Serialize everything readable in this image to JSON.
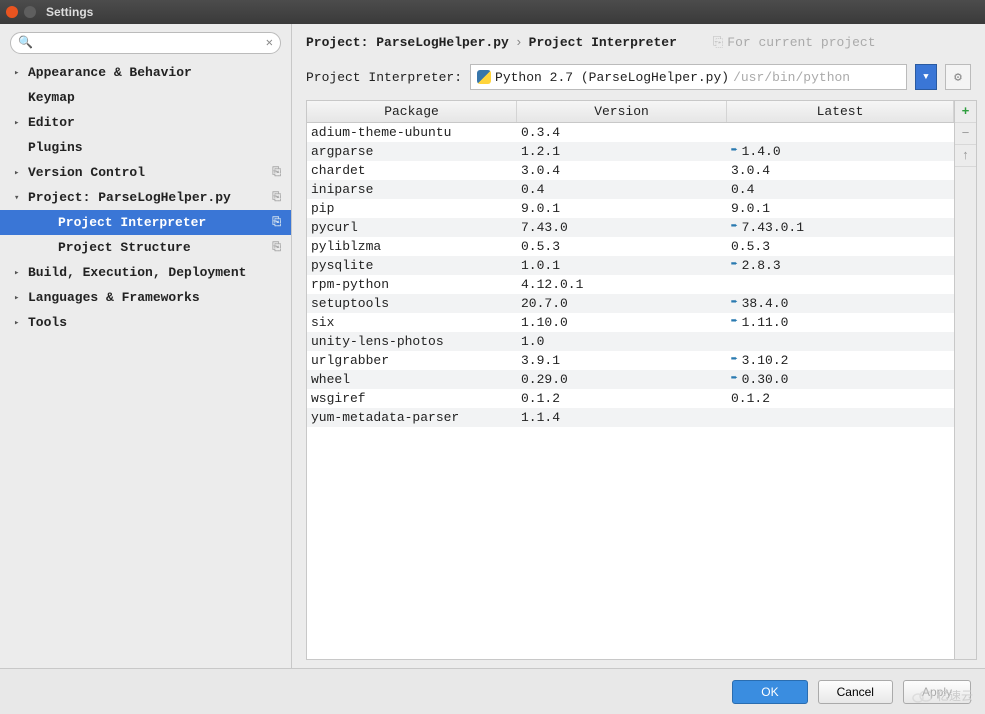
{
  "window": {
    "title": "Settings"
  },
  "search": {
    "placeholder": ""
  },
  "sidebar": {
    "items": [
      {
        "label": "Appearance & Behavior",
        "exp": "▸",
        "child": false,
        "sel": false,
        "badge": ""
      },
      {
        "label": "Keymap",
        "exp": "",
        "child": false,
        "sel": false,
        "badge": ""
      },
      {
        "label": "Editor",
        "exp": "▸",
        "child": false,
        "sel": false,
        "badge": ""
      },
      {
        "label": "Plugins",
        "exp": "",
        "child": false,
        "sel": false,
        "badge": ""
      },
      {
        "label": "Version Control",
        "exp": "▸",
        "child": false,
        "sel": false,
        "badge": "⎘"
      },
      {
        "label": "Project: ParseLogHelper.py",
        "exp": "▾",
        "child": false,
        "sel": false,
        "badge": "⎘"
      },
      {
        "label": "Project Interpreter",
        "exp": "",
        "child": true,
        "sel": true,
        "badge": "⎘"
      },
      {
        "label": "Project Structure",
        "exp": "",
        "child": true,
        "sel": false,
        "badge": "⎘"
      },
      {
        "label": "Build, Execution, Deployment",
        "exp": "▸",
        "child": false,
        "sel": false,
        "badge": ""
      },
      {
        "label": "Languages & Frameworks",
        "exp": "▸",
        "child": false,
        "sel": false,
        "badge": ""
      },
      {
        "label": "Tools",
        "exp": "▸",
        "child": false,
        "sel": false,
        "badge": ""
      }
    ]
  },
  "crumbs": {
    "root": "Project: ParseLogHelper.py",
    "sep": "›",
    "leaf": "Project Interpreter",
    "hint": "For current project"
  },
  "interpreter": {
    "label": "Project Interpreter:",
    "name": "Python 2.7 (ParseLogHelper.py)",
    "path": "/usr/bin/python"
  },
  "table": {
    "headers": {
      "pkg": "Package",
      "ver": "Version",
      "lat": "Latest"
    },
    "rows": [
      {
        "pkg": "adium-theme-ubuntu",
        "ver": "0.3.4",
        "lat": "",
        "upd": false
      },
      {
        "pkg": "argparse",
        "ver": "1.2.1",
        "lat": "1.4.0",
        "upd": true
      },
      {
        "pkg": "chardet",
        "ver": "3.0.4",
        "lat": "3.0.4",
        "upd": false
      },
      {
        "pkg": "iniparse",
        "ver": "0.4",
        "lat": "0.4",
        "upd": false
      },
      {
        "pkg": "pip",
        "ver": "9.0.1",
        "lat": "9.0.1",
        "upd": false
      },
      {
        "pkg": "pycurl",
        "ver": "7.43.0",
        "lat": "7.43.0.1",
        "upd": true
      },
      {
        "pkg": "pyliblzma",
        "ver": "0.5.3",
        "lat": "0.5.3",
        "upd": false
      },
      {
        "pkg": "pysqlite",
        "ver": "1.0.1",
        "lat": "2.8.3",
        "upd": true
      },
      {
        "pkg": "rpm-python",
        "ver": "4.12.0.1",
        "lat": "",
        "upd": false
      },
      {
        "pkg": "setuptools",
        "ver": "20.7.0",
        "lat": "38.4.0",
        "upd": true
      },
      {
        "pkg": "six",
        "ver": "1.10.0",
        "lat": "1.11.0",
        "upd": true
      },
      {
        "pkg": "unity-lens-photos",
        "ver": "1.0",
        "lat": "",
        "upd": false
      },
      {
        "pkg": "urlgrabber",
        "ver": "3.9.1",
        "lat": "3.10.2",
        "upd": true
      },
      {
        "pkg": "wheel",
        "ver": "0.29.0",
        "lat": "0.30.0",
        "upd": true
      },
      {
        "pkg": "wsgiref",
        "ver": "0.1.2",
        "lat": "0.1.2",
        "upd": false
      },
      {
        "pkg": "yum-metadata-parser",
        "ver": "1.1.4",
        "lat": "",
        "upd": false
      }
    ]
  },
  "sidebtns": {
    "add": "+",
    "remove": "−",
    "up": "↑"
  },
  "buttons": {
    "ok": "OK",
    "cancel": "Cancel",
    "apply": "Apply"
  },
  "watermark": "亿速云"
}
----------
**YOUR GOAL:**
Output the records above exactly as they are, leaving out the pictures.

**CORRECT RESULT:**
Serialize everything readable in this image to JSON.
{
  "window": {
    "title": "Settings"
  },
  "search": {
    "placeholder": ""
  },
  "sidebar": {
    "items": [
      {
        "label": "Appearance & Behavior",
        "exp": "▸",
        "child": false,
        "sel": false,
        "badge": ""
      },
      {
        "label": "Keymap",
        "exp": "",
        "child": false,
        "sel": false,
        "badge": ""
      },
      {
        "label": "Editor",
        "exp": "▸",
        "child": false,
        "sel": false,
        "badge": ""
      },
      {
        "label": "Plugins",
        "exp": "",
        "child": false,
        "sel": false,
        "badge": ""
      },
      {
        "label": "Version Control",
        "exp": "▸",
        "child": false,
        "sel": false,
        "badge": "⎘"
      },
      {
        "label": "Project: ParseLogHelper.py",
        "exp": "▾",
        "child": false,
        "sel": false,
        "badge": "⎘"
      },
      {
        "label": "Project Interpreter",
        "exp": "",
        "child": true,
        "sel": true,
        "badge": "⎘"
      },
      {
        "label": "Project Structure",
        "exp": "",
        "child": true,
        "sel": false,
        "badge": "⎘"
      },
      {
        "label": "Build, Execution, Deployment",
        "exp": "▸",
        "child": false,
        "sel": false,
        "badge": ""
      },
      {
        "label": "Languages & Frameworks",
        "exp": "▸",
        "child": false,
        "sel": false,
        "badge": ""
      },
      {
        "label": "Tools",
        "exp": "▸",
        "child": false,
        "sel": false,
        "badge": ""
      }
    ]
  },
  "crumbs": {
    "root": "Project: ParseLogHelper.py",
    "sep": "›",
    "leaf": "Project Interpreter",
    "hint": "For current project"
  },
  "interpreter": {
    "label": "Project Interpreter:",
    "name": "Python 2.7 (ParseLogHelper.py)",
    "path": "/usr/bin/python"
  },
  "table": {
    "headers": {
      "pkg": "Package",
      "ver": "Version",
      "lat": "Latest"
    },
    "rows": [
      {
        "pkg": "adium-theme-ubuntu",
        "ver": "0.3.4",
        "lat": "",
        "upd": false
      },
      {
        "pkg": "argparse",
        "ver": "1.2.1",
        "lat": "1.4.0",
        "upd": true
      },
      {
        "pkg": "chardet",
        "ver": "3.0.4",
        "lat": "3.0.4",
        "upd": false
      },
      {
        "pkg": "iniparse",
        "ver": "0.4",
        "lat": "0.4",
        "upd": false
      },
      {
        "pkg": "pip",
        "ver": "9.0.1",
        "lat": "9.0.1",
        "upd": false
      },
      {
        "pkg": "pycurl",
        "ver": "7.43.0",
        "lat": "7.43.0.1",
        "upd": true
      },
      {
        "pkg": "pyliblzma",
        "ver": "0.5.3",
        "lat": "0.5.3",
        "upd": false
      },
      {
        "pkg": "pysqlite",
        "ver": "1.0.1",
        "lat": "2.8.3",
        "upd": true
      },
      {
        "pkg": "rpm-python",
        "ver": "4.12.0.1",
        "lat": "",
        "upd": false
      },
      {
        "pkg": "setuptools",
        "ver": "20.7.0",
        "lat": "38.4.0",
        "upd": true
      },
      {
        "pkg": "six",
        "ver": "1.10.0",
        "lat": "1.11.0",
        "upd": true
      },
      {
        "pkg": "unity-lens-photos",
        "ver": "1.0",
        "lat": "",
        "upd": false
      },
      {
        "pkg": "urlgrabber",
        "ver": "3.9.1",
        "lat": "3.10.2",
        "upd": true
      },
      {
        "pkg": "wheel",
        "ver": "0.29.0",
        "lat": "0.30.0",
        "upd": true
      },
      {
        "pkg": "wsgiref",
        "ver": "0.1.2",
        "lat": "0.1.2",
        "upd": false
      },
      {
        "pkg": "yum-metadata-parser",
        "ver": "1.1.4",
        "lat": "",
        "upd": false
      }
    ]
  },
  "sidebtns": {
    "add": "+",
    "remove": "−",
    "up": "↑"
  },
  "buttons": {
    "ok": "OK",
    "cancel": "Cancel",
    "apply": "Apply"
  },
  "watermark": "亿速云"
}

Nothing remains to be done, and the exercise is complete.